WRITTEN INSTRUCTION: Filter the records below down to lines containing "single".

(Data listing)
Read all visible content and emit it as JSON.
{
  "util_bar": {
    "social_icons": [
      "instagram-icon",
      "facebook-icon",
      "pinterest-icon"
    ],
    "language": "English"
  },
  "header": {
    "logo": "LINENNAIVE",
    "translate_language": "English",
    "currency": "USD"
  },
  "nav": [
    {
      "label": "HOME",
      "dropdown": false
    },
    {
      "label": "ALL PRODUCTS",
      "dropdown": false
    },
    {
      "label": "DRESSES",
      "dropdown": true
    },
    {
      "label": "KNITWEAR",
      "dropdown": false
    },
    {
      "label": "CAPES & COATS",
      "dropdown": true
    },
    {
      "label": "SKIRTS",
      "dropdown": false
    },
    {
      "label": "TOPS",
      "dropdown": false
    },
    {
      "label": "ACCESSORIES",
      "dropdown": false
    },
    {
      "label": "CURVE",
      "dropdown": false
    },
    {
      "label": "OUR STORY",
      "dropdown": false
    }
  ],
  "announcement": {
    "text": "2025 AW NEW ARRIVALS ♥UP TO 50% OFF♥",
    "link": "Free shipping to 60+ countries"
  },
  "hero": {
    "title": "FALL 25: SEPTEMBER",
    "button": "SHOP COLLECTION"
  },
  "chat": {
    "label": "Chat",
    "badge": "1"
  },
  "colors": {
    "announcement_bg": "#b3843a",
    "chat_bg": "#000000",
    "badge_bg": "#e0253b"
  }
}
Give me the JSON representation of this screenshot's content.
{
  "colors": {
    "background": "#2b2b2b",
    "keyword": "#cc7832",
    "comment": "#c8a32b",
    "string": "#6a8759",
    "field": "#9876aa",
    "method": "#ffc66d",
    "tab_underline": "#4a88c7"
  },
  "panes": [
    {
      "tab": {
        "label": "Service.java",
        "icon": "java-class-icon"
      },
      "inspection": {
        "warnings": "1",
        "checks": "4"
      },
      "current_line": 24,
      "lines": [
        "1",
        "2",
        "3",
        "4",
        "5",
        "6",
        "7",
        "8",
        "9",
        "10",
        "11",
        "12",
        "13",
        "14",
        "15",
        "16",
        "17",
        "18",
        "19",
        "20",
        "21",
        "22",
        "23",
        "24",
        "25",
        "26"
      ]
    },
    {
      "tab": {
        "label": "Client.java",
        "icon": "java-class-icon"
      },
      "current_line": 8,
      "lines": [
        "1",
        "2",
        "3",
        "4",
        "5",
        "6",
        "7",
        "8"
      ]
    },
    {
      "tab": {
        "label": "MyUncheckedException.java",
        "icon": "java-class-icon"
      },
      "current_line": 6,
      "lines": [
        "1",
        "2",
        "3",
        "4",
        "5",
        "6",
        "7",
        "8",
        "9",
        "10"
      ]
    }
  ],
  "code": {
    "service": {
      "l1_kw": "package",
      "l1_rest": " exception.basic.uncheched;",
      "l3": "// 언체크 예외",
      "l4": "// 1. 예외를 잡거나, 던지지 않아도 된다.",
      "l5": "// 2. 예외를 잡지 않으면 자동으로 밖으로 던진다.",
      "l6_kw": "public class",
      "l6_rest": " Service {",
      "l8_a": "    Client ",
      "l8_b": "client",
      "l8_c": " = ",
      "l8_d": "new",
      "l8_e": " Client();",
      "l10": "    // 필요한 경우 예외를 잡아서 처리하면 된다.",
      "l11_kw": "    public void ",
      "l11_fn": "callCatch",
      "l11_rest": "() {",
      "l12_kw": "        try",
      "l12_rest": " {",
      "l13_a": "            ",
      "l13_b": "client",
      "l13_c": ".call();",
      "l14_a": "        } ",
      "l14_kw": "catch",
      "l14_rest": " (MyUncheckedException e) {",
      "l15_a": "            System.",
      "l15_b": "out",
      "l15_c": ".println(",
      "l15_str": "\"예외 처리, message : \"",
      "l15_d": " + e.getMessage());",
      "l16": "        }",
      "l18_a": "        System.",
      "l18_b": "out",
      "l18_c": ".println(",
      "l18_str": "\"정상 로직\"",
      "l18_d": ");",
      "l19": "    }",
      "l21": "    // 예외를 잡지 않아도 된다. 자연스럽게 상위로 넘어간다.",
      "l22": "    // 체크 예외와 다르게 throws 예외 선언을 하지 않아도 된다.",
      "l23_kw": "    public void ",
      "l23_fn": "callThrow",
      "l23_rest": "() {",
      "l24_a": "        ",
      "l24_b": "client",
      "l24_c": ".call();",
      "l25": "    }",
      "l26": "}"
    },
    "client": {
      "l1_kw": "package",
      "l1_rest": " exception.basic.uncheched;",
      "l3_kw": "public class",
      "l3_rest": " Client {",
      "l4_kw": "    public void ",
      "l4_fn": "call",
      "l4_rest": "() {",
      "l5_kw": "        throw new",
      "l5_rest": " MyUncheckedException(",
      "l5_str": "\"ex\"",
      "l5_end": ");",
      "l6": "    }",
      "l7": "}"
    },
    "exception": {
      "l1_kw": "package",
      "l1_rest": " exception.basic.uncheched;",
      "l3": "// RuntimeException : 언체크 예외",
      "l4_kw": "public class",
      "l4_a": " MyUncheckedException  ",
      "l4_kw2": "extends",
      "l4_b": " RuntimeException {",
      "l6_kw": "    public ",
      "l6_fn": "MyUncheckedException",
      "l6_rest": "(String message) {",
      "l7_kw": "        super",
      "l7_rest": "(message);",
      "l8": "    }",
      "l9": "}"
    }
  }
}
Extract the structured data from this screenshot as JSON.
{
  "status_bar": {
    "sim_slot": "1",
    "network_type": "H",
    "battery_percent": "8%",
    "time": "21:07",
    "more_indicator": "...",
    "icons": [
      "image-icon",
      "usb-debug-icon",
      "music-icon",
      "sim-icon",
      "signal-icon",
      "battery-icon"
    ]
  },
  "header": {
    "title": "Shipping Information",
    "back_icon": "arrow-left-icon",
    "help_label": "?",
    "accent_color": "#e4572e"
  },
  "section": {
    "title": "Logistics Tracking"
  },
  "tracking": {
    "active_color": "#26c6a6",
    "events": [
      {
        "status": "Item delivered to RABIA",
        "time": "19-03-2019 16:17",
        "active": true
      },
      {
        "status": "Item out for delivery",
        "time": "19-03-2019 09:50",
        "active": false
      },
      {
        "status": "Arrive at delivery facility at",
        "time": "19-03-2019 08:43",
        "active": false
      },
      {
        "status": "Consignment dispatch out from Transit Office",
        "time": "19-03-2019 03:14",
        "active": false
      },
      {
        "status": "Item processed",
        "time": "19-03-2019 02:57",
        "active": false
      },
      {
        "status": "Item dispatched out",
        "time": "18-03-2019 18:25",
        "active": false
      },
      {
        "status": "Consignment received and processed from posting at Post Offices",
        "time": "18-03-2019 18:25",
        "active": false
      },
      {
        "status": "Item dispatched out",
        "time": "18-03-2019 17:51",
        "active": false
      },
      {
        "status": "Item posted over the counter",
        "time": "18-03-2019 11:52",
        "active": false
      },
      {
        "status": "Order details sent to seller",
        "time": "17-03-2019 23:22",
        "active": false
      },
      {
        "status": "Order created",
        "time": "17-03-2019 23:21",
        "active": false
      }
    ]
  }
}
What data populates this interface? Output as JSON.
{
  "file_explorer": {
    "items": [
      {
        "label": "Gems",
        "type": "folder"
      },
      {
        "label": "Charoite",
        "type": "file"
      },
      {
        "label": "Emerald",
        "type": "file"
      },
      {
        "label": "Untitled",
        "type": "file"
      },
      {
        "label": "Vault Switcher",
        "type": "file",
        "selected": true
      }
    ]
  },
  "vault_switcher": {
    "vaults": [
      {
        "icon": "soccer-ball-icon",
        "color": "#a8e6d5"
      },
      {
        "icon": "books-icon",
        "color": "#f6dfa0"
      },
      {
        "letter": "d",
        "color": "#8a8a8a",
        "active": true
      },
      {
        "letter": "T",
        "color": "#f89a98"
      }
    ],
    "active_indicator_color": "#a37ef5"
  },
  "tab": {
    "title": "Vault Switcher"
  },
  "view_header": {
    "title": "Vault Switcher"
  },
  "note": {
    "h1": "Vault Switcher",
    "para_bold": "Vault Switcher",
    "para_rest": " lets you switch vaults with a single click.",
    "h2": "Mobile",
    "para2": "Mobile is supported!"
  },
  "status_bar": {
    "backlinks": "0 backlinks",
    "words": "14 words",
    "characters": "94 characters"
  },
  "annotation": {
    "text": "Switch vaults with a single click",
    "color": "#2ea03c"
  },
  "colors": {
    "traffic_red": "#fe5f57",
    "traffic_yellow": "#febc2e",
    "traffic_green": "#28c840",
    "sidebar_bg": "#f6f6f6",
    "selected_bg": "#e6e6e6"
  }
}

ANSWER FOR THE TASK:
    "para_rest": " lets you switch vaults with a single click.",
    "text": "Switch vaults with a single click",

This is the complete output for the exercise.